* PROBLEM DESCRIPTION
From the listing below, copy every line with the word "xlis".

(Extracted data entries)
-- -- --
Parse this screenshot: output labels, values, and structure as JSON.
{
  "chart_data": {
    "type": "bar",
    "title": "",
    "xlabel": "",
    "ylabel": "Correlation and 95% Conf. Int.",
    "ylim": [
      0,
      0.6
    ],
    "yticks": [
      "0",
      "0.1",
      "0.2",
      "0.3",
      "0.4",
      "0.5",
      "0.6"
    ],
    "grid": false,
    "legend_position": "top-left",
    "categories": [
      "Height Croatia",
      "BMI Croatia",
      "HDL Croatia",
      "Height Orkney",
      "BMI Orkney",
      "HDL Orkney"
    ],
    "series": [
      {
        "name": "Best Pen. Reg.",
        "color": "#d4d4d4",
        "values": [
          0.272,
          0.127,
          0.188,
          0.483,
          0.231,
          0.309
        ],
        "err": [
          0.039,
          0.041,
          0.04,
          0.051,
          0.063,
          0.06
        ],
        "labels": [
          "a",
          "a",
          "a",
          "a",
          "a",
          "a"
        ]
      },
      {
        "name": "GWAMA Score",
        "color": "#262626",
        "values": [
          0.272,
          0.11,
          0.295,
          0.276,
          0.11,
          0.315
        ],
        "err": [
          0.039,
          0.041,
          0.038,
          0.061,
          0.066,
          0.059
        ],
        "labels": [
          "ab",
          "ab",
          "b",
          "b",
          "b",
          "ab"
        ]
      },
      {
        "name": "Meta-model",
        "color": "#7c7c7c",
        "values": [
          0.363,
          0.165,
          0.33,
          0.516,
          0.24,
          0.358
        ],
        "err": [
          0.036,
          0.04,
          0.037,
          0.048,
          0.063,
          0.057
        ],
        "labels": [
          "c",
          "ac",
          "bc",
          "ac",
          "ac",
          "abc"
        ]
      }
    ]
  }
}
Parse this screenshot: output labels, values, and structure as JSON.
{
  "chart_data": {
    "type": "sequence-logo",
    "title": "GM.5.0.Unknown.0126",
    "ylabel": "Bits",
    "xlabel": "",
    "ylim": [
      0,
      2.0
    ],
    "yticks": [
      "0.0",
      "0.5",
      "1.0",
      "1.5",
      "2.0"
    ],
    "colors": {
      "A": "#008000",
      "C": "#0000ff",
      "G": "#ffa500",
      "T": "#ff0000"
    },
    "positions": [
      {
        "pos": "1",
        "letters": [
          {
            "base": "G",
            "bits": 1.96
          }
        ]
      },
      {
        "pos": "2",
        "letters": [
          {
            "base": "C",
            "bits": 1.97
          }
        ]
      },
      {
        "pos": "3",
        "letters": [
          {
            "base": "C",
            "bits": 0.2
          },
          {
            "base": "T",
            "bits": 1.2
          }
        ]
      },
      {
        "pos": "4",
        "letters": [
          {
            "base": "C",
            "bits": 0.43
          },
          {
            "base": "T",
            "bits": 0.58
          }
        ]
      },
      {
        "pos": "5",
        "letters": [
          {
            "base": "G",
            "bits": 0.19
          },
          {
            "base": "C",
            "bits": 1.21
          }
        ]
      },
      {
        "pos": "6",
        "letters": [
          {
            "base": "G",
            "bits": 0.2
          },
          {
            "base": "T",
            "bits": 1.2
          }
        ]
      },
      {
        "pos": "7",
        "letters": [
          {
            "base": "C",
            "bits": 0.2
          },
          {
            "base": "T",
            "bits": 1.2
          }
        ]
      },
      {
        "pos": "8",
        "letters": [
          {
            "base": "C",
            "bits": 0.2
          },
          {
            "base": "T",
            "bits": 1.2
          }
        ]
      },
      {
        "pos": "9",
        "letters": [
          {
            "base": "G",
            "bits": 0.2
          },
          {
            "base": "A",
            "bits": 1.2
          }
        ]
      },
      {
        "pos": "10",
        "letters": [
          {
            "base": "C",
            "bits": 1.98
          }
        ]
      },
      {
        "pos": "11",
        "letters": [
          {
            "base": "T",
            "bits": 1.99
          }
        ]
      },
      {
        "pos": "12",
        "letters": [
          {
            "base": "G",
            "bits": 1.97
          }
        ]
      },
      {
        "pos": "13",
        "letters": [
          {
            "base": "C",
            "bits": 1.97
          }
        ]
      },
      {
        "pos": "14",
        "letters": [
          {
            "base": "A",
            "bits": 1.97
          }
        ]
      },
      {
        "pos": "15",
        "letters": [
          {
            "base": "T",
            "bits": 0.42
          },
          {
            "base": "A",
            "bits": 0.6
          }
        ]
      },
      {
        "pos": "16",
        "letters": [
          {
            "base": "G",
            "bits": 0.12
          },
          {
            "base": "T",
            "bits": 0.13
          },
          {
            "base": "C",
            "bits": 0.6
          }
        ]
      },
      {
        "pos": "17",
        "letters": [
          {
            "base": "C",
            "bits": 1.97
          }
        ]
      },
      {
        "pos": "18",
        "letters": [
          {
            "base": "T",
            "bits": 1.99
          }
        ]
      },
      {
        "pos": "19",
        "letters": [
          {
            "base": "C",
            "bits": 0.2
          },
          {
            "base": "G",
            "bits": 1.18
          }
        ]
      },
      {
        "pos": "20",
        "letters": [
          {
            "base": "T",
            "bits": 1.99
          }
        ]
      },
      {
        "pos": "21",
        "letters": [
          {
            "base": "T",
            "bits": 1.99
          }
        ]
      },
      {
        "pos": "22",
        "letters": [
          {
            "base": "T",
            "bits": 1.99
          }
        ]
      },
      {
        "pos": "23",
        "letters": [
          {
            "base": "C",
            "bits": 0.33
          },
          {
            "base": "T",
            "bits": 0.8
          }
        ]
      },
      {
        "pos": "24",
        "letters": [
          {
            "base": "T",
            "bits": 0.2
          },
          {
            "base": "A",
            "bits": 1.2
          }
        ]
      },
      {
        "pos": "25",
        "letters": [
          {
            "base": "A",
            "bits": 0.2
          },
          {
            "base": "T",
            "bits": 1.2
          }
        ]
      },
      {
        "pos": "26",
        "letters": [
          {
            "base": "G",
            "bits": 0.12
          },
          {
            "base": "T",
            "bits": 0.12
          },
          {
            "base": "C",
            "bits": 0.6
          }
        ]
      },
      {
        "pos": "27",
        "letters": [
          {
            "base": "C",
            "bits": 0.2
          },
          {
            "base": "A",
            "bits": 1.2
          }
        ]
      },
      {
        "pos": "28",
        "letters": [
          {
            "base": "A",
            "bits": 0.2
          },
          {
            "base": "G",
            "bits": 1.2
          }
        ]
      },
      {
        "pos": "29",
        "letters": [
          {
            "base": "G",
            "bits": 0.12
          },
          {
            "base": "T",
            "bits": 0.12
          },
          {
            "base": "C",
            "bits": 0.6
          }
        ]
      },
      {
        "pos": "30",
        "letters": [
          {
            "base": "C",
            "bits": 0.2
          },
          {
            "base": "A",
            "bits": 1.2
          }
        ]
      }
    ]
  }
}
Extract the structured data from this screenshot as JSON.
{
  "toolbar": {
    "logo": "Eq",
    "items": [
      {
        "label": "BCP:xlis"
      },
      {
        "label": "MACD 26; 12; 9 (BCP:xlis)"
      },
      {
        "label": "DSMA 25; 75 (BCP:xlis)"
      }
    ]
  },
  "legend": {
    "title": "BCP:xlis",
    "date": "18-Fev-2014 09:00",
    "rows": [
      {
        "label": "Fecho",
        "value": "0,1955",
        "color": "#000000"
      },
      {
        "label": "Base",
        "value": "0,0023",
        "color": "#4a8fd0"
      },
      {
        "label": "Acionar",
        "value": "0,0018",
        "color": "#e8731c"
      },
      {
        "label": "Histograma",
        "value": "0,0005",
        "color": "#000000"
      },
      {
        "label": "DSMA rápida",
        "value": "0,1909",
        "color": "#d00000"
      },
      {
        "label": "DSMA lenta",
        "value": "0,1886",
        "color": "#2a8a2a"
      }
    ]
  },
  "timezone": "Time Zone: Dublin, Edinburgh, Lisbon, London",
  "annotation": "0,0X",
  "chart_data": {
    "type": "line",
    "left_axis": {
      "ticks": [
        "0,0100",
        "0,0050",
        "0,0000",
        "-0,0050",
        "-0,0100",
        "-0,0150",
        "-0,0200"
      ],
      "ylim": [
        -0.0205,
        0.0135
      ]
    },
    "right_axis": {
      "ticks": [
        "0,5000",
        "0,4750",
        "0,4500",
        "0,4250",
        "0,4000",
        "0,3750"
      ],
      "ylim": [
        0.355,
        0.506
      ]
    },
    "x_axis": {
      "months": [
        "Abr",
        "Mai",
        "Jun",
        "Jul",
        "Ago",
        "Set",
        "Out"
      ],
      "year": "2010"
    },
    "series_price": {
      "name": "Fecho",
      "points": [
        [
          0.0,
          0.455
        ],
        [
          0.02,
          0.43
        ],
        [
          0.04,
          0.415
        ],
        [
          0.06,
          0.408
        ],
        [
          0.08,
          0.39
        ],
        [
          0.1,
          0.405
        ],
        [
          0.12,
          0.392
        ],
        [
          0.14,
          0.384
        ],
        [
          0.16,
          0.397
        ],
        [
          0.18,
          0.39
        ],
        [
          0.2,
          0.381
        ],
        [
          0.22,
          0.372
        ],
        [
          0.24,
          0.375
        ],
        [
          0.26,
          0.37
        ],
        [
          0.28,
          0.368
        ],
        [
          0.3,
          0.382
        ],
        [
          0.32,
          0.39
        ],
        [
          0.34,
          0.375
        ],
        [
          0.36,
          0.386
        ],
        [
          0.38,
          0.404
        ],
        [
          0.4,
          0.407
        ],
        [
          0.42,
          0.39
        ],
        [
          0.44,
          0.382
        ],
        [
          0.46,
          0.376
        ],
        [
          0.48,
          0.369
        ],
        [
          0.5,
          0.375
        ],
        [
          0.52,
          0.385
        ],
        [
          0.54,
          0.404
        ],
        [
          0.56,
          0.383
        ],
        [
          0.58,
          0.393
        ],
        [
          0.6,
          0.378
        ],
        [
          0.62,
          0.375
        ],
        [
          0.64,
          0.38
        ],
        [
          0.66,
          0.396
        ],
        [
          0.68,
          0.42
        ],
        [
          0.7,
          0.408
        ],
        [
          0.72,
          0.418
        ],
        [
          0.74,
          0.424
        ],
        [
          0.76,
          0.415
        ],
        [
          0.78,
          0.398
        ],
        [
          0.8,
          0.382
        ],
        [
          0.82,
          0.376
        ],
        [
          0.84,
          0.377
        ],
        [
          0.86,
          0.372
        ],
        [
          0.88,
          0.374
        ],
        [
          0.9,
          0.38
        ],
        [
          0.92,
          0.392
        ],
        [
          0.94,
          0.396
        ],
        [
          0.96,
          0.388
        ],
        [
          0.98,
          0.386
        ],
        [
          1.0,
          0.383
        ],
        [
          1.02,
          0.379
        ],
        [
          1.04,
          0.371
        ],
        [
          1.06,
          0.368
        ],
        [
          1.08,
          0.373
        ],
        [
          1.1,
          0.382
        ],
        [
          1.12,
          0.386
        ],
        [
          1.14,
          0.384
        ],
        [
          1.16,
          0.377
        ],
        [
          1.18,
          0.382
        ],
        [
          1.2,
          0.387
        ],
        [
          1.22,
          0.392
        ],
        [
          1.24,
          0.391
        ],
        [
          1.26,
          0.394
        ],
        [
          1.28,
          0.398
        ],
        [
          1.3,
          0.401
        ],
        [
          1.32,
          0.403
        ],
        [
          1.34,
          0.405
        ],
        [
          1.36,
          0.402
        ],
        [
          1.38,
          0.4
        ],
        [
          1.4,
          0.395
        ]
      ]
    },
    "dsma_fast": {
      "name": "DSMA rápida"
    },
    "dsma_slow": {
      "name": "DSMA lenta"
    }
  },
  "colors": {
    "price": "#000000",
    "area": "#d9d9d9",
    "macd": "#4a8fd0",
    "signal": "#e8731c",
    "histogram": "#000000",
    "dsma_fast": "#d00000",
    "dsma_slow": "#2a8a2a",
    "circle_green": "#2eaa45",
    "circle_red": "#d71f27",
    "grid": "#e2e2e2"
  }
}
-- -- --
* EXERCISE SOLUTION
        "label": "BCP:xlis"
        "label": "MACD 26; 12; 9 (BCP:xlis)"
        "label": "DSMA 25; 75 (BCP:xlis)"
    "title": "BCP:xlis",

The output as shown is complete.